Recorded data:
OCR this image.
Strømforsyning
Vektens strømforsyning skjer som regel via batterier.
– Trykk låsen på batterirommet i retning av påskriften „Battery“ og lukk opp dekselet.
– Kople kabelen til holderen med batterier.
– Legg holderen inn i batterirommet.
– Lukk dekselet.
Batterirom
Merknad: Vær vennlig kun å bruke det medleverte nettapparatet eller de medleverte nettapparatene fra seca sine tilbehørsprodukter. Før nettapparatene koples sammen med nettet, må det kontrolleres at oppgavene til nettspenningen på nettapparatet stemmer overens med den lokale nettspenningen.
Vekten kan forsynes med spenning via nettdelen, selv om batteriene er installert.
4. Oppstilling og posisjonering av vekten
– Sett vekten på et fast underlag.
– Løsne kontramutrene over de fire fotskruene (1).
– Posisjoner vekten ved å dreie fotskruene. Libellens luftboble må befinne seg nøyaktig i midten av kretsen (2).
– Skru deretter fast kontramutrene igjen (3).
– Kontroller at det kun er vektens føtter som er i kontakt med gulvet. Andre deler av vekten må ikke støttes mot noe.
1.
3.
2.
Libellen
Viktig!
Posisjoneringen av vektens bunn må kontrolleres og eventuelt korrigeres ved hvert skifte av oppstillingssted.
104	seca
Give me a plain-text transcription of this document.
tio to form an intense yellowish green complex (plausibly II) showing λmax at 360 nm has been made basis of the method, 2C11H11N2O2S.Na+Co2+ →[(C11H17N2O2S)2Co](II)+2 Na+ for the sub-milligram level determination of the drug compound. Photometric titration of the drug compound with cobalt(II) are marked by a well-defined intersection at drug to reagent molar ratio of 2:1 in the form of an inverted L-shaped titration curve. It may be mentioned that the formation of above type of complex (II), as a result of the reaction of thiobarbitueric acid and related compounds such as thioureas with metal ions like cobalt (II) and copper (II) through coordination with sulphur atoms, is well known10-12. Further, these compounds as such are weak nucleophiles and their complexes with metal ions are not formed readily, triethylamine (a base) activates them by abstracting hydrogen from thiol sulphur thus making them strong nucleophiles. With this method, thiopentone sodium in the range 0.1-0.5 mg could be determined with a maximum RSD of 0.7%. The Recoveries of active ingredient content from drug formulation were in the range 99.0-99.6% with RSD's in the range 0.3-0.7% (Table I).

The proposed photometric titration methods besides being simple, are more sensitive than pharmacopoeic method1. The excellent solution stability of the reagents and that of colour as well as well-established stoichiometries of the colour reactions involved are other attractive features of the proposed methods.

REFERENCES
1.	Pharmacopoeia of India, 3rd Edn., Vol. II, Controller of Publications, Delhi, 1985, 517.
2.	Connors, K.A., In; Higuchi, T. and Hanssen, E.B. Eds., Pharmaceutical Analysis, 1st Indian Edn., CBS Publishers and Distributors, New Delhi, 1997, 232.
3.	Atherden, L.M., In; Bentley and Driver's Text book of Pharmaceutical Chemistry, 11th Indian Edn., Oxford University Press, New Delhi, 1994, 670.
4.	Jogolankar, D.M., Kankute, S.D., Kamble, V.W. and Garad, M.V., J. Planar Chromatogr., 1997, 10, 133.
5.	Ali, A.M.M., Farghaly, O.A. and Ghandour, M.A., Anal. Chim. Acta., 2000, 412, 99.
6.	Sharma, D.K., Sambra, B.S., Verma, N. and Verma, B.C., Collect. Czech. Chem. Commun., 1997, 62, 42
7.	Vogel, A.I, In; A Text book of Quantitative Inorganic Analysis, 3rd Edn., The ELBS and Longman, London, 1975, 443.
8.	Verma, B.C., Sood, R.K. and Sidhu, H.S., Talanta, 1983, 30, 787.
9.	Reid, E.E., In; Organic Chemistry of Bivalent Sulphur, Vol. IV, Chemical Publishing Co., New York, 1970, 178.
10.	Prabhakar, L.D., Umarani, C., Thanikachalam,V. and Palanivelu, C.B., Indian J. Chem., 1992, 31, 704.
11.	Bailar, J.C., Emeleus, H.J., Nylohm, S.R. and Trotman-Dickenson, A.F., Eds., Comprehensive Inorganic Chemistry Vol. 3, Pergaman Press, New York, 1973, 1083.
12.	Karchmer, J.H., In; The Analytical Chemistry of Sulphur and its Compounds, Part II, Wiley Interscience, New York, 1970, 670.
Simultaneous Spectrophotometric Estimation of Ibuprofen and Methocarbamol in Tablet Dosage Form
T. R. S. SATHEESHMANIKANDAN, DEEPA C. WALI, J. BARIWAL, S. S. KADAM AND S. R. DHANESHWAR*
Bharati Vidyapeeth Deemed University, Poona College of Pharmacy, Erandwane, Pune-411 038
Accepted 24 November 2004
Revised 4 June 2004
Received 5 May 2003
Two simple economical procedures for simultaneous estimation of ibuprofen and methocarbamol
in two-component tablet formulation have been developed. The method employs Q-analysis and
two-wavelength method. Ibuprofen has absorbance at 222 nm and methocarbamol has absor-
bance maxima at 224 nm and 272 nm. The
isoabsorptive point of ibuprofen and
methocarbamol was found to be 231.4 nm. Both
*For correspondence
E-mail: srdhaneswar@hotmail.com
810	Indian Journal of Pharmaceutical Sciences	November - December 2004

EXERCISE: The records above must be output exactly, in full.

RESPONSE BELOW:
OCR this image.
Strømforsyning
Vektens strømforsyning skjer som regel via batterier.
– Trykk låsen på batterirommet i retning av påskriften „Battery“ og lukk opp dekselet.
– Kople kabelen til holderen med batterier.
– Legg holderen inn i batterirommet.
– Lukk dekselet.
Batterirom
Merknad: Vær vennlig kun å bruke det medleverte nettapparatet eller de medleverte nettapparatene fra seca sine tilbehørsprodukter. Før nettapparatene koples sammen med nettet, må det kontrolleres at oppgavene til nettspenningen på nettapparatet stemmer overens med den lokale nettspenningen.
Vekten kan forsynes med spenning via nettdelen, selv om batteriene er installert.
4. Oppstilling og posisjonering av vekten
– Sett vekten på et fast underlag.
– Løsne kontramutrene over de fire fotskruene (1).
– Posisjoner vekten ved å dreie fotskruene. Libellens luftboble må befinne seg nøyaktig i midten av kretsen (2).
– Skru deretter fast kontramutrene igjen (3).
– Kontroller at det kun er vektens føtter som er i kontakt med gulvet. Andre deler av vekten må ikke støttes mot noe.
1.
3.
2.
Libellen
Viktig!
Posisjoneringen av vektens bunn må kontrolleres og eventuelt korrigeres ved hvert skifte av oppstillingssted.
104	seca
Give me a plain-text transcription of this document.
tio to form an intense yellowish green complex (plausibly II) showing λmax at 360 nm has been made basis of the method, 2C11H11N2O2S.Na+Co2+ →[(C11H17N2O2S)2Co](II)+2 Na+ for the sub-milligram level determination of the drug compound. Photometric titration of the drug compound with cobalt(II) are marked by a well-defined intersection at drug to reagent molar ratio of 2:1 in the form of an inverted L-shaped titration curve. It may be mentioned that the formation of above type of complex (II), as a result of the reaction of thiobarbitueric acid and related compounds such as thioureas with metal ions like cobalt (II) and copper (II) through coordination with sulphur atoms, is well known10-12. Further, these compounds as such are weak nucleophiles and their complexes with metal ions are not formed readily, triethylamine (a base) activates them by abstracting hydrogen from thiol sulphur thus making them strong nucleophiles. With this method, thiopentone sodium in the range 0.1-0.5 mg could be determined with a maximum RSD of 0.7%. The Recoveries of active ingredient content from drug formulation were in the range 99.0-99.6% with RSD's in the range 0.3-0.7% (Table I).

The proposed photometric titration methods besides being simple, are more sensitive than pharmacopoeic method1. The excellent solution stability of the reagents and that of colour as well as well-established stoichiometries of the colour reactions involved are other attractive features of the proposed methods.

REFERENCES
1.	Pharmacopoeia of India, 3rd Edn., Vol. II, Controller of Publications, Delhi, 1985, 517.
2.	Connors, K.A., In; Higuchi, T. and Hanssen, E.B. Eds., Pharmaceutical Analysis, 1st Indian Edn., CBS Publishers and Distributors, New Delhi, 1997, 232.
3.	Atherden, L.M., In; Bentley and Driver's Text book of Pharmaceutical Chemistry, 11th Indian Edn., Oxford University Press, New Delhi, 1994, 670.
4.	Jogolankar, D.M., Kankute, S.D., Kamble, V.W. and Garad, M.V., J. Planar Chromatogr., 1997, 10, 133.
5.	Ali, A.M.M., Farghaly, O.A. and Ghandour, M.A., Anal. Chim. Acta., 2000, 412, 99.
6.	Sharma, D.K., Sambra, B.S., Verma, N. and Verma, B.C., Collect. Czech. Chem. Commun., 1997, 62, 42
7.	Vogel, A.I, In; A Text book of Quantitative Inorganic Analysis, 3rd Edn., The ELBS and Longman, London, 1975, 443.
8.	Verma, B.C., Sood, R.K. and Sidhu, H.S., Talanta, 1983, 30, 787.
9.	Reid, E.E., In; Organic Chemistry of Bivalent Sulphur, Vol. IV, Chemical Publishing Co., New York, 1970, 178.
10.	Prabhakar, L.D., Umarani, C., Thanikachalam,V. and Palanivelu, C.B., Indian J. Chem., 1992, 31, 704.
11.	Bailar, J.C., Emeleus, H.J., Nylohm, S.R. and Trotman-Dickenson, A.F., Eds., Comprehensive Inorganic Chemistry Vol. 3, Pergaman Press, New York, 1973, 1083.
12.	Karchmer, J.H., In; The Analytical Chemistry of Sulphur and its Compounds, Part II, Wiley Interscience, New York, 1970, 670.
Simultaneous Spectrophotometric Estimation of Ibuprofen and Methocarbamol in Tablet Dosage Form
T. R. S. SATHEESHMANIKANDAN, DEEPA C. WALI, J. BARIWAL, S. S. KADAM AND S. R. DHANESHWAR*
Bharati Vidyapeeth Deemed University, Poona College of Pharmacy, Erandwane, Pune-411 038
Accepted 24 November 2004
Revised 4 June 2004
Received 5 May 2003
Two simple economical procedures for simultaneous estimation of ibuprofen and methocarbamol
in two-component tablet formulation have been developed. The method employs Q-analysis and
two-wavelength method. Ibuprofen has absorbance at 222 nm and methocarbamol has absor-
bance maxima at 224 nm and 272 nm. The
isoabsorptive point of ibuprofen and
methocarbamol was found to be 231.4 nm. Both
*For correspondence
E-mail: srdhaneswar@hotmail.com
810	Indian Journal of Pharmaceutical Sciences	November - December 2004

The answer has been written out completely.